◆ EXERCISE OBJECTIVE ◆
List every row that contains the string "Focusing". Match case.

◆ GIVEN DATA ◆
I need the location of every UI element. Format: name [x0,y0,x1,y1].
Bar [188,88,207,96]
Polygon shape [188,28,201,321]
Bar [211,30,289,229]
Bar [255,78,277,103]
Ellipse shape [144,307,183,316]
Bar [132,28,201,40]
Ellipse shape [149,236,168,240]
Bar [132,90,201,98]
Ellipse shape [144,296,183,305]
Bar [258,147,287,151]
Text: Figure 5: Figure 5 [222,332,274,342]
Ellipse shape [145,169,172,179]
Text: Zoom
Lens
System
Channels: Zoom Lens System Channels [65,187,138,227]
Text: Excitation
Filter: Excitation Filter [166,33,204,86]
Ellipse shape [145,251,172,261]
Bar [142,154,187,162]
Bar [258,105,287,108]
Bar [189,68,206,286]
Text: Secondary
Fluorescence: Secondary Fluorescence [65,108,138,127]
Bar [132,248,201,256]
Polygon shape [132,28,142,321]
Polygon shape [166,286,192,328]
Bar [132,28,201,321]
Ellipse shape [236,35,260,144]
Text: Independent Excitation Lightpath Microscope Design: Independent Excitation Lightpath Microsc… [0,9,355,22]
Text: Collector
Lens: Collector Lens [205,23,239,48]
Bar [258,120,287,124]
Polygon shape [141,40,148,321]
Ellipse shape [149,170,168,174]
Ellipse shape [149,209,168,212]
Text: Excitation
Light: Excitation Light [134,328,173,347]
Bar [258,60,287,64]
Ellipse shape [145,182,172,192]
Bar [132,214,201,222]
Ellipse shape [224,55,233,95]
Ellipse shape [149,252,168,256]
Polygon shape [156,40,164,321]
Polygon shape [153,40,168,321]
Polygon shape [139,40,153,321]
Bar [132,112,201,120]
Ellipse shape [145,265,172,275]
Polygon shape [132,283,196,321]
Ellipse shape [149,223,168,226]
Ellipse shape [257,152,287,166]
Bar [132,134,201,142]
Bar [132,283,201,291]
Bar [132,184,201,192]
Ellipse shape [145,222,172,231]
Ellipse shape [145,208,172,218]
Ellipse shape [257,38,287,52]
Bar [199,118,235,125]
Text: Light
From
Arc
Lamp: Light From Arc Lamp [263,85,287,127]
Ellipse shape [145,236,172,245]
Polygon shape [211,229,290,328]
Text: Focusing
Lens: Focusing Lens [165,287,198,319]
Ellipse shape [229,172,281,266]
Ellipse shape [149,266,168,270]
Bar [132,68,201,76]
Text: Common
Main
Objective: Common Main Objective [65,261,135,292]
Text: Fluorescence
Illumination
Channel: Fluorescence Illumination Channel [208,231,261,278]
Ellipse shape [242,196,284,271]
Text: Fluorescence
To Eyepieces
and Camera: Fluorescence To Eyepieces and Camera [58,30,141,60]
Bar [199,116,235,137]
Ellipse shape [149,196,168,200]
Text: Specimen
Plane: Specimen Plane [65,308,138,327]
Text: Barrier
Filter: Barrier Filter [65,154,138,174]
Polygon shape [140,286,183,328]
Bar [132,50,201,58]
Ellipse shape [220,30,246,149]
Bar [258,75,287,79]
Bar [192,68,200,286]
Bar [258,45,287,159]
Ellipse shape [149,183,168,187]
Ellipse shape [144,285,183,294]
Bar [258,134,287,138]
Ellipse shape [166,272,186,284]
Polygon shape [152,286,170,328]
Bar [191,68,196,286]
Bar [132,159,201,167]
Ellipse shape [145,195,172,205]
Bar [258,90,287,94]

◆ RESPONSE FOR THIS EXERCISE ◆
Text: Focusing
Lens: Focusing Lens [165,287,198,319]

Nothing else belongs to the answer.